SHORT EXERCISE: Each entry below is to be extracted exactly.

DATA ROWS:
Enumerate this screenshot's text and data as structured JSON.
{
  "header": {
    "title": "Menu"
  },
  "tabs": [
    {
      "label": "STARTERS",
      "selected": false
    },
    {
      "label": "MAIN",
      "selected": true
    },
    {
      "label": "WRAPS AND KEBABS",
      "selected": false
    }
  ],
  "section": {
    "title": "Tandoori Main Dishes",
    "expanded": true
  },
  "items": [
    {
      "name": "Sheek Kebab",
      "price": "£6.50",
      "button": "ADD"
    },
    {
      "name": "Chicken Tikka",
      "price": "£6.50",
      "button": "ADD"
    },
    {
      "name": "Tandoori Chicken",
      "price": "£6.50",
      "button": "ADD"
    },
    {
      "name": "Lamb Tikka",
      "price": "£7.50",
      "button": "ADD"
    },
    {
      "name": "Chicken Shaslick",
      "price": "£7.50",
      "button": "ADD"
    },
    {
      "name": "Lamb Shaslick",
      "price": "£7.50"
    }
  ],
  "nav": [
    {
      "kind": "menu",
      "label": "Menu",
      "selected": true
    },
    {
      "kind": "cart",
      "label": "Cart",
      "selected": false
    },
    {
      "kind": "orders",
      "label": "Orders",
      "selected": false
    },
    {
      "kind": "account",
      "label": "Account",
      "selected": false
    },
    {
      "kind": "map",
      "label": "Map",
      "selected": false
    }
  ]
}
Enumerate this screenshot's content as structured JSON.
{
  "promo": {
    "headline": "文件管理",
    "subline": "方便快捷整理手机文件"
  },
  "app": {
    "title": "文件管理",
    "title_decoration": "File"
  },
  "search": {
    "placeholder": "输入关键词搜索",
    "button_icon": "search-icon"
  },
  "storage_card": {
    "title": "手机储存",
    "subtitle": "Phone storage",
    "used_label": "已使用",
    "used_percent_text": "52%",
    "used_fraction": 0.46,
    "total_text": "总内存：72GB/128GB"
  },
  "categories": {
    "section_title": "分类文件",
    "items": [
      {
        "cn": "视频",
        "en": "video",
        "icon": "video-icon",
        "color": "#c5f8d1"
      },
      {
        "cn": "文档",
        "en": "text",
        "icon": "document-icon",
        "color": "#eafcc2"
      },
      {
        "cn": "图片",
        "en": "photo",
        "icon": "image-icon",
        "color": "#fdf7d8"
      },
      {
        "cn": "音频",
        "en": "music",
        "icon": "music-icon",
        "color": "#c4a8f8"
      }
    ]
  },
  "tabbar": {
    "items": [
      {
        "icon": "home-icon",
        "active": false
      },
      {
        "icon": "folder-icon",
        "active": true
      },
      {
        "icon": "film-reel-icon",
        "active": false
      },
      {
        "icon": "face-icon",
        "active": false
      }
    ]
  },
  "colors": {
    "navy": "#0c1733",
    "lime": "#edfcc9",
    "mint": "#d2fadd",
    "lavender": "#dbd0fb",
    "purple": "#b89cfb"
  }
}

RESULT OF THIS EXERCISE:
Enumerate this screenshot's text and data as structured JSON.
{
  "header": {
    "title": "Menu"
  },
  "tabs": [
    {
      "label": "STARTERS",
      "selected": false
    },
    {
      "label": "MAIN",
      "selected": true
    },
    {
      "label": "WRAPS AND KEBABS",
      "selected": false
    }
  ],
  "section": {
    "title": "Tandoori Main Dishes",
    "expanded": true
  },
  "items": [
    {
      "name": "Sheek Kebab",
      "price": "£6.50",
      "button": "ADD"
    },
    {
      "name": "Chicken Tikka",
      "price": "£6.50",
      "button": "ADD"
    },
    {
      "name": "Tandoori Chicken",
      "price": "£6.50",
      "button": "ADD"
    },
    {
      "name": "Lamb Tikka",
      "price": "£7.50",
      "button": "ADD"
    },
    {
      "name": "Chicken Shaslick",
      "price": "£7.50",
      "button": "ADD"
    },
    {
      "name": "Lamb Shaslick",
      "price": "£7.50"
    }
  ],
  "nav": [
    {
      "kind": "menu",
      "label": "Menu",
      "selected": true
    },
    {
      "kind": "cart",
      "label": "Cart",
      "selected": false
    },
    {
      "kind": "orders",
      "label": "Orders",
      "selected": false
    },
    {
      "kind": "account",
      "label": "Account",
      "selected": false
    },
    {
      "kind": "map",
      "label": "Map",
      "selected": false
    }
  ]
}
Enumerate this screenshot's content as structured JSON.
{
  "promo": {
    "headline": "文件管理",
    "subline": "方便快捷整理手机文件"
  },
  "app": {
    "title": "文件管理",
    "title_decoration": "File"
  },
  "search": {
    "placeholder": "输入关键词搜索",
    "button_icon": "search-icon"
  },
  "storage_card": {
    "title": "手机储存",
    "subtitle": "Phone storage",
    "used_label": "已使用",
    "used_percent_text": "52%",
    "used_fraction": 0.46,
    "total_text": "总内存：72GB/128GB"
  },
  "categories": {
    "section_title": "分类文件",
    "items": [
      {
        "cn": "视频",
        "en": "video",
        "icon": "video-icon",
        "color": "#c5f8d1"
      },
      {
        "cn": "文档",
        "en": "text",
        "icon": "document-icon",
        "color": "#eafcc2"
      },
      {
        "cn": "图片",
        "en": "photo",
        "icon": "image-icon",
        "color": "#fdf7d8"
      },
      {
        "cn": "音频",
        "en": "music",
        "icon": "music-icon",
        "color": "#c4a8f8"
      }
    ]
  },
  "tabbar": {
    "items": [
      {
        "icon": "home-icon",
        "active": false
      },
      {
        "icon": "folder-icon",
        "active": true
      },
      {
        "icon": "film-reel-icon",
        "active": false
      },
      {
        "icon": "face-icon",
        "active": false
      }
    ]
  },
  "colors": {
    "navy": "#0c1733",
    "lime": "#edfcc9",
    "mint": "#d2fadd",
    "lavender": "#dbd0fb",
    "purple": "#b89cfb"
  }
}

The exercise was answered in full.